- PROMPT
Return the records, each one exactly as written.

- RECORDS SUPPLIED
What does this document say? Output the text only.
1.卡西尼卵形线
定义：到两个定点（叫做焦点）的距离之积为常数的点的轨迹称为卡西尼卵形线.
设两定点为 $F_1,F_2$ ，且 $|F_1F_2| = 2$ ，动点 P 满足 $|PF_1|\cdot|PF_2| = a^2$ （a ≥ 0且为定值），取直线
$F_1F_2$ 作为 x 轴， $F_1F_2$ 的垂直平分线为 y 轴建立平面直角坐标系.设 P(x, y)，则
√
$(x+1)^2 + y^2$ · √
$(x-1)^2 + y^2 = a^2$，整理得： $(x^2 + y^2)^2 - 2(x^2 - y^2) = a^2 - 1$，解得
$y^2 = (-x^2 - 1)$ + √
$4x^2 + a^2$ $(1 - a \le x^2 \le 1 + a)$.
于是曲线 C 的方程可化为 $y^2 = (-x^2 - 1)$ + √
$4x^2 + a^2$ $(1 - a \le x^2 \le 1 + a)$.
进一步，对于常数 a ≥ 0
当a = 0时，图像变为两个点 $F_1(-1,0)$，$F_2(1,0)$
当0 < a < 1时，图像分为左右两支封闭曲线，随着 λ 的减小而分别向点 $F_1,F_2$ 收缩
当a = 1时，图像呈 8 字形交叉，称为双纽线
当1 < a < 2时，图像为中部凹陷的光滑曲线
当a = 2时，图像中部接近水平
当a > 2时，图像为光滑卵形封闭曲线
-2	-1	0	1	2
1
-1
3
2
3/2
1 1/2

- RESULT OF THIS EXERCISE
What does this document say? Output the text only.
1.卡西尼卵形线
定义：到两个定点（叫做焦点）的距离之积为常数的点的轨迹称为卡西尼卵形线.
设两定点为 $F_1,F_2$ ，且 $|F_1F_2| = 2$ ，动点 P 满足 $|PF_1|\cdot|PF_2| = a^2$ （a ≥ 0且为定值），取直线
$F_1F_2$ 作为 x 轴， $F_1F_2$ 的垂直平分线为 y 轴建立平面直角坐标系.设 P(x, y)，则
√
$(x+1)^2 + y^2$ · √
$(x-1)^2 + y^2 = a^2$，整理得： $(x^2 + y^2)^2 - 2(x^2 - y^2) = a^2 - 1$，解得
$y^2 = (-x^2 - 1)$ + √
$4x^2 + a^2$ $(1 - a \le x^2 \le 1 + a)$.
于是曲线 C 的方程可化为 $y^2 = (-x^2 - 1)$ + √
$4x^2 + a^2$ $(1 - a \le x^2 \le 1 + a)$.
进一步，对于常数 a ≥ 0
当a = 0时，图像变为两个点 $F_1(-1,0)$，$F_2(1,0)$
当0 < a < 1时，图像分为左右两支封闭曲线，随着 λ 的减小而分别向点 $F_1,F_2$ 收缩
当a = 1时，图像呈 8 字形交叉，称为双纽线
当1 < a < 2时，图像为中部凹陷的光滑曲线
当a = 2时，图像中部接近水平
当a > 2时，图像为光滑卵形封闭曲线
-2	-1	0	1	2
1
-1
3
2
3/2
1 1/2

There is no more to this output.